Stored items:
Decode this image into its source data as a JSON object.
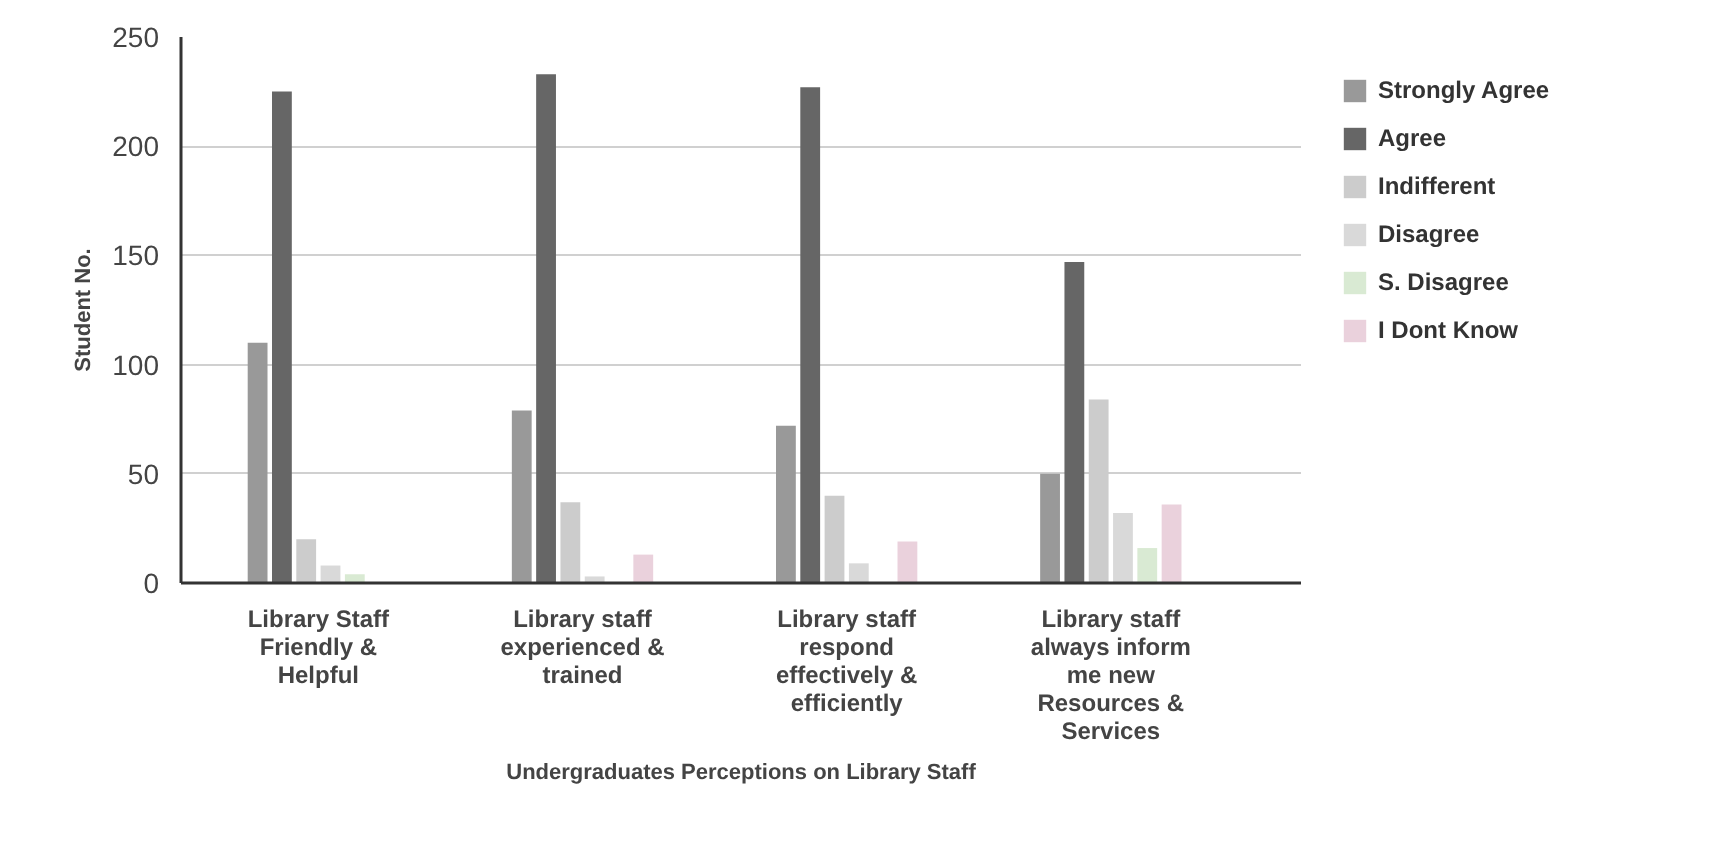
{
  "chart_data": {
    "type": "bar",
    "xlabel": "Undergraduates Perceptions on Library Staff",
    "ylabel": "Student No.",
    "categories": [
      "Library Staff Friendly & Helpful",
      "Library staff experienced & trained",
      "Library staff respond effectively & efficiently",
      "Library staff always inform me new Resources & Services"
    ],
    "series": [
      {
        "name": "Strongly Agree",
        "color": "#999999",
        "values": [
          110,
          79,
          72,
          50
        ]
      },
      {
        "name": "Agree",
        "color": "#666666",
        "values": [
          225,
          233,
          227,
          147
        ]
      },
      {
        "name": "Indifferent",
        "color": "#cccccc",
        "values": [
          20,
          37,
          40,
          84
        ]
      },
      {
        "name": "Disagree",
        "color": "#d9d9d9",
        "values": [
          8,
          3,
          9,
          32
        ]
      },
      {
        "name": "S. Disagree",
        "color": "#d9ead3",
        "values": [
          4,
          0,
          0,
          16
        ]
      },
      {
        "name": "I Dont Know",
        "color": "#ead1dc",
        "values": [
          0,
          13,
          19,
          36
        ]
      }
    ],
    "ylim": [
      0,
      250
    ],
    "yticks": [
      0,
      50,
      100,
      150,
      200,
      250
    ],
    "grid": "y",
    "legend": "top right"
  }
}
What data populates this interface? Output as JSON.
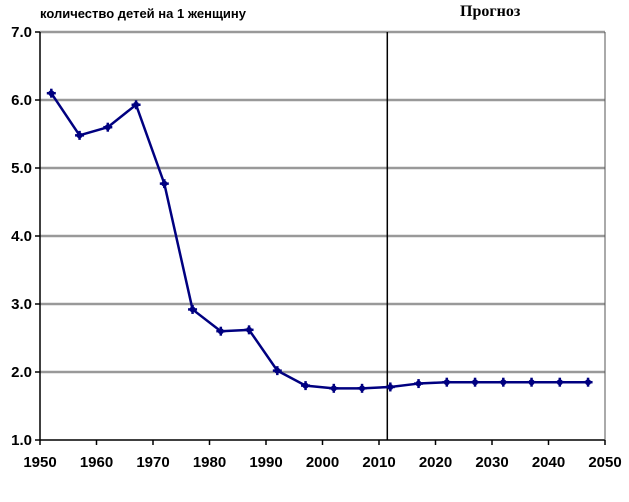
{
  "chart_data": {
    "type": "line",
    "ylabel": "количество детей на 1 женщину",
    "annotation": "Прогноз",
    "xlim": [
      1950,
      2050
    ],
    "ylim": [
      1.0,
      7.0
    ],
    "x_ticks": [
      1950,
      1960,
      1970,
      1980,
      1990,
      2000,
      2010,
      2020,
      2030,
      2040,
      2050
    ],
    "y_ticks": [
      "1.0",
      "2.0",
      "3.0",
      "4.0",
      "5.0",
      "6.0",
      "7.0"
    ],
    "forecast_start": 2012,
    "grid": true,
    "series": [
      {
        "x": [
          1952,
          1957,
          1962,
          1967,
          1972,
          1977,
          1982,
          1987,
          1992,
          1997,
          2002,
          2007,
          2012,
          2017,
          2022,
          2027,
          2032,
          2037,
          2042,
          2047
        ],
        "y": [
          6.1,
          5.48,
          5.6,
          5.93,
          4.77,
          2.92,
          2.6,
          2.62,
          2.02,
          1.8,
          1.76,
          1.76,
          1.78,
          1.83,
          1.85,
          1.85,
          1.85,
          1.85,
          1.85,
          1.85
        ]
      }
    ],
    "colors": {
      "line": "#000080",
      "grid": "#999999",
      "axis": "#000000"
    }
  }
}
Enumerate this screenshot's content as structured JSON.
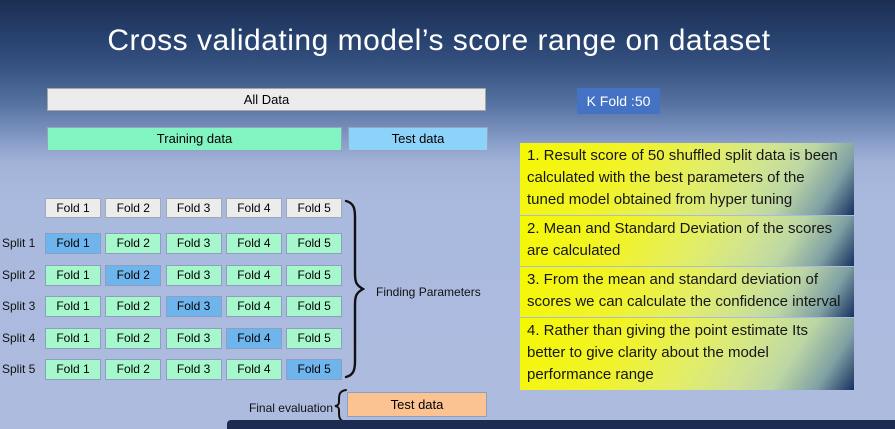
{
  "title": "Cross validating model’s score range on dataset",
  "diagram": {
    "all_data_label": "All Data",
    "training_label": "Training data",
    "test_label": "Test data",
    "header_folds": [
      "Fold 1",
      "Fold 2",
      "Fold 3",
      "Fold 4",
      "Fold 5"
    ],
    "splits": [
      {
        "label": "Split 1",
        "folds": [
          "Fold 1",
          "Fold 2",
          "Fold 3",
          "Fold 4",
          "Fold 5"
        ],
        "highlight": 0
      },
      {
        "label": "Split 2",
        "folds": [
          "Fold 1",
          "Fold 2",
          "Fold 3",
          "Fold 4",
          "Fold 5"
        ],
        "highlight": 1
      },
      {
        "label": "Split 3",
        "folds": [
          "Fold 1",
          "Fold 2",
          "Fold 3",
          "Fold 4",
          "Fold 5"
        ],
        "highlight": 2
      },
      {
        "label": "Split 4",
        "folds": [
          "Fold 1",
          "Fold 2",
          "Fold 3",
          "Fold 4",
          "Fold 5"
        ],
        "highlight": 3
      },
      {
        "label": "Split 5",
        "folds": [
          "Fold 1",
          "Fold 2",
          "Fold 3",
          "Fold 4",
          "Fold 5"
        ],
        "highlight": 4
      }
    ],
    "finding_parameters_label": "Finding Parameters",
    "final_evaluation_label": "Final evaluation",
    "final_test_label": "Test data"
  },
  "kfold": {
    "label": "K Fold :50"
  },
  "notes": [
    "1. Result score of 50 shuffled split data is been calculated with the best parameters of the tuned model obtained from hyper tuning",
    "2. Mean and Standard Deviation of the scores are calculated",
    "3. From the mean and standard deviation of scores we can calculate the confidence interval",
    "4. Rather than giving the point estimate Its better to give clarity about the model performance range"
  ],
  "colors": {
    "background_top": "#1c2e52",
    "background_bottom": "#acbbde",
    "gray_box": "#ececec",
    "training_green": "#82f4c2",
    "fold_green": "#a6f7cb",
    "test_blue": "#8dd3f9",
    "fold_highlight_blue": "#6fb5ed",
    "final_test_orange": "#fbc391",
    "kfold_badge_blue": "#4472c4",
    "note_yellow": "#f5f802",
    "note_corner_navy": "#16305f",
    "title_text": "#ffffff"
  }
}
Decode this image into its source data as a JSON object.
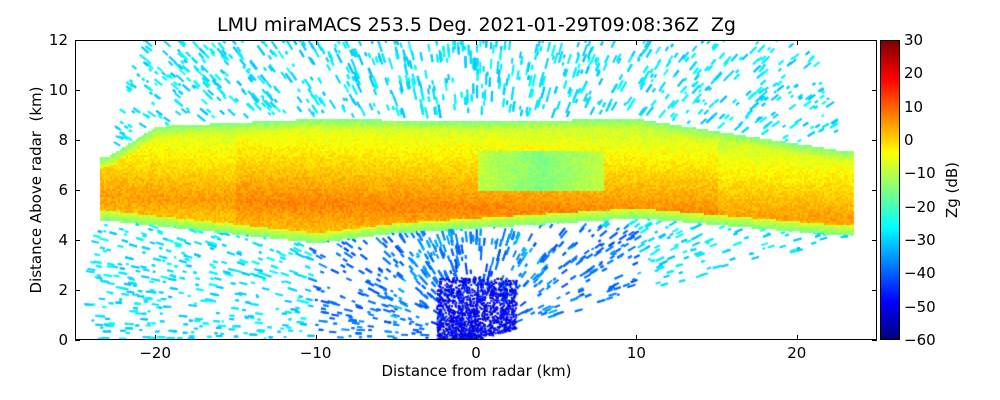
{
  "chart_data": {
    "type": "heatmap",
    "title": "LMU miraMACS 253.5 Deg. 2021-01-29T09:08:36Z  Zg",
    "xlabel": "Distance from radar (km)",
    "ylabel": "Distance Above radar  (km)",
    "xlim": [
      -25,
      25
    ],
    "ylim": [
      0,
      12
    ],
    "xticks": [
      -20,
      -10,
      0,
      10,
      20
    ],
    "yticks": [
      0,
      2,
      4,
      6,
      8,
      10,
      12
    ],
    "colorbar": {
      "label": "Zg (dB)",
      "range": [
        -60,
        30
      ],
      "ticks": [
        30,
        20,
        10,
        0,
        -10,
        -20,
        -30,
        -40,
        -50,
        -60
      ],
      "colormap": "jet"
    },
    "scan": {
      "type": "RHI",
      "max_range_km": 24,
      "min_elevation_right_deg": 10
    },
    "layers": [
      {
        "name": "cloud band",
        "x_range_km": [
          -23.5,
          23.5
        ],
        "base_km": [
          [
            -23,
            4.8
          ],
          [
            -10,
            3.9
          ],
          [
            -5,
            4.3
          ],
          [
            0,
            4.5
          ],
          [
            10,
            4.9
          ],
          [
            23,
            4.2
          ]
        ],
        "top_km": [
          [
            -23,
            7.4
          ],
          [
            -20,
            8.6
          ],
          [
            -10,
            8.9
          ],
          [
            0,
            8.8
          ],
          [
            10,
            8.9
          ],
          [
            23,
            7.6
          ]
        ],
        "core_height_km": 5.3,
        "core_dBZ": 7,
        "edge_dBZ": -15
      },
      {
        "name": "embedded low-reflectivity region",
        "x_range_km": [
          0,
          8
        ],
        "z_range_km": [
          6,
          7.6
        ],
        "dBZ": -15
      },
      {
        "name": "clear-air noise far",
        "dBZ": -25
      },
      {
        "name": "clear-air noise near radar",
        "range_km": [
          0,
          5
        ],
        "dBZ": -50
      }
    ]
  }
}
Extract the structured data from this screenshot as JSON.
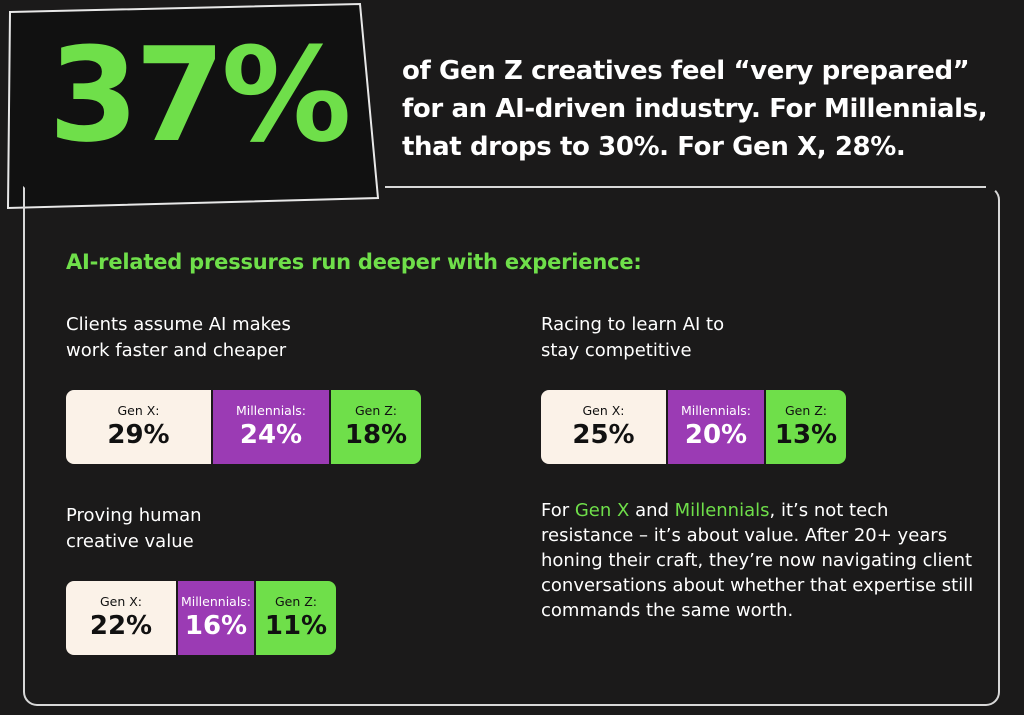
{
  "hero": {
    "stat": "37%",
    "text": "of Gen Z creatives feel “very prepared” for an AI-driven industry. For Millennials, that drops to 30%. For Gen X, 28%."
  },
  "subhead": "AI-related pressures run deeper with experience:",
  "colors": {
    "genx": "#fbf2e8",
    "millennials": "#9b3bb4",
    "genz": "#6fdf4a",
    "background": "#1b1a1a"
  },
  "chart_data": {
    "type": "bar",
    "orientation": "horizontal-stacked",
    "series_labels": [
      "Gen X:",
      "Millennials:",
      "Gen Z:"
    ],
    "groups": [
      {
        "title": "Clients assume AI makes\nwork faster and cheaper",
        "values": [
          29,
          24,
          18
        ],
        "display": [
          "29%",
          "24%",
          "18%"
        ]
      },
      {
        "title": "Racing to learn AI to\nstay competitive",
        "values": [
          25,
          20,
          13
        ],
        "display": [
          "25%",
          "20%",
          "13%"
        ]
      },
      {
        "title": "Proving human\ncreative value",
        "values": [
          22,
          16,
          11
        ],
        "display": [
          "22%",
          "16%",
          "11%"
        ]
      }
    ]
  },
  "note": {
    "part1": "For ",
    "hl1": "Gen X",
    "part2": " and ",
    "hl2": "Millennials",
    "part3": ", it’s not tech resistance – it’s about value. After 20+ years honing their craft, they’re now navigating client conversations about whether that expertise still commands the same worth."
  }
}
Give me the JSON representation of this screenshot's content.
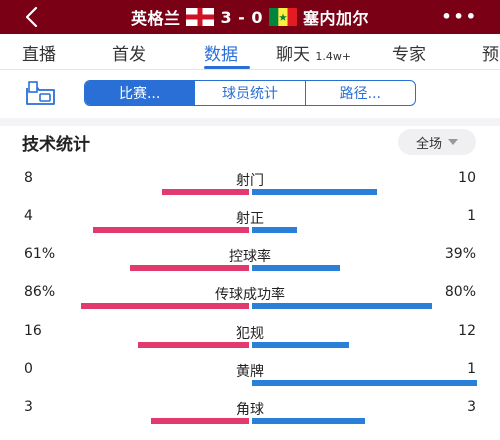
{
  "header": {
    "home_team": "英格兰",
    "score": "3 - 0",
    "away_team": "塞内加尔",
    "more": "•••",
    "icons": {
      "back": "back-chevron-icon",
      "home_flag": "england-flag-icon",
      "away_flag": "senegal-flag-icon"
    }
  },
  "tabs": [
    {
      "label": "直播"
    },
    {
      "label": "首发"
    },
    {
      "label": "数据"
    },
    {
      "label": "聊天",
      "badge": "1.4w+"
    },
    {
      "label": "专家"
    },
    {
      "label": "预"
    }
  ],
  "active_tab": "数据",
  "subtabs": {
    "icon": "folder-share-icon",
    "items": [
      {
        "label": "比赛..."
      },
      {
        "label": "球员统计"
      },
      {
        "label": "路径..."
      }
    ],
    "active": "比赛..."
  },
  "stats": {
    "title": "技术统计",
    "scope": "全场",
    "rows": [
      {
        "name": "射门",
        "left": "8",
        "right": "10",
        "left_frac": 0.444,
        "right_frac": 0.556
      },
      {
        "name": "射正",
        "left": "4",
        "right": "1",
        "left_frac": 0.8,
        "right_frac": 0.2
      },
      {
        "name": "控球率",
        "left": "61%",
        "right": "39%",
        "left_frac": 0.61,
        "right_frac": 0.39
      },
      {
        "name": "传球成功率",
        "left": "86%",
        "right": "80%",
        "left_frac": 0.86,
        "right_frac": 0.8
      },
      {
        "name": "犯规",
        "left": "16",
        "right": "12",
        "left_frac": 0.571,
        "right_frac": 0.429
      },
      {
        "name": "黄牌",
        "left": "0",
        "right": "1",
        "left_frac": 0.0,
        "right_frac": 1.0
      },
      {
        "name": "角球",
        "left": "3",
        "right": "3",
        "left_frac": 0.5,
        "right_frac": 0.5
      }
    ]
  },
  "colors": {
    "header_bg": "#7a0016",
    "accent": "#2a6fd6",
    "home_bar": "#e23a6e",
    "away_bar": "#2a7fd9"
  }
}
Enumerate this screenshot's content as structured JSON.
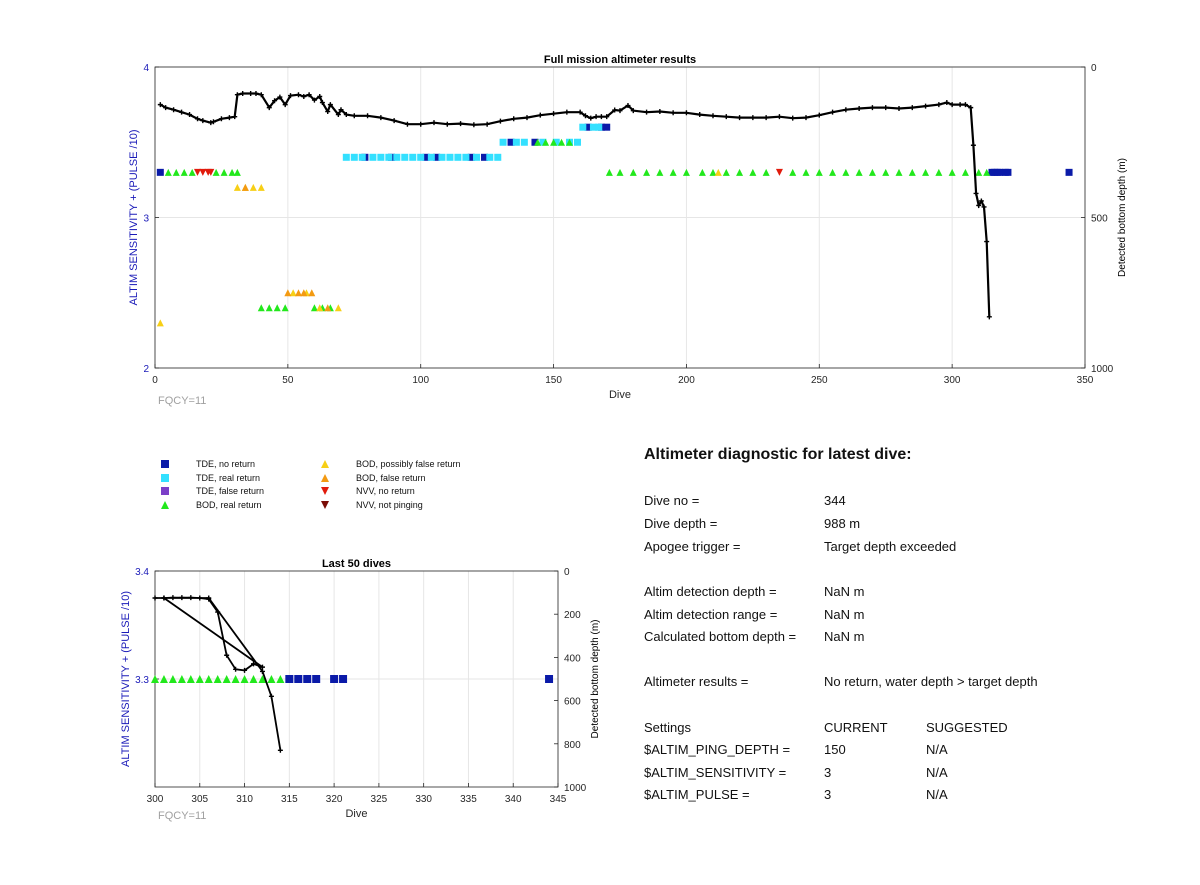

● What is being asked: Report how many lines of the listing above include the word "model". Say nothing but the number.

● Exercise response: 3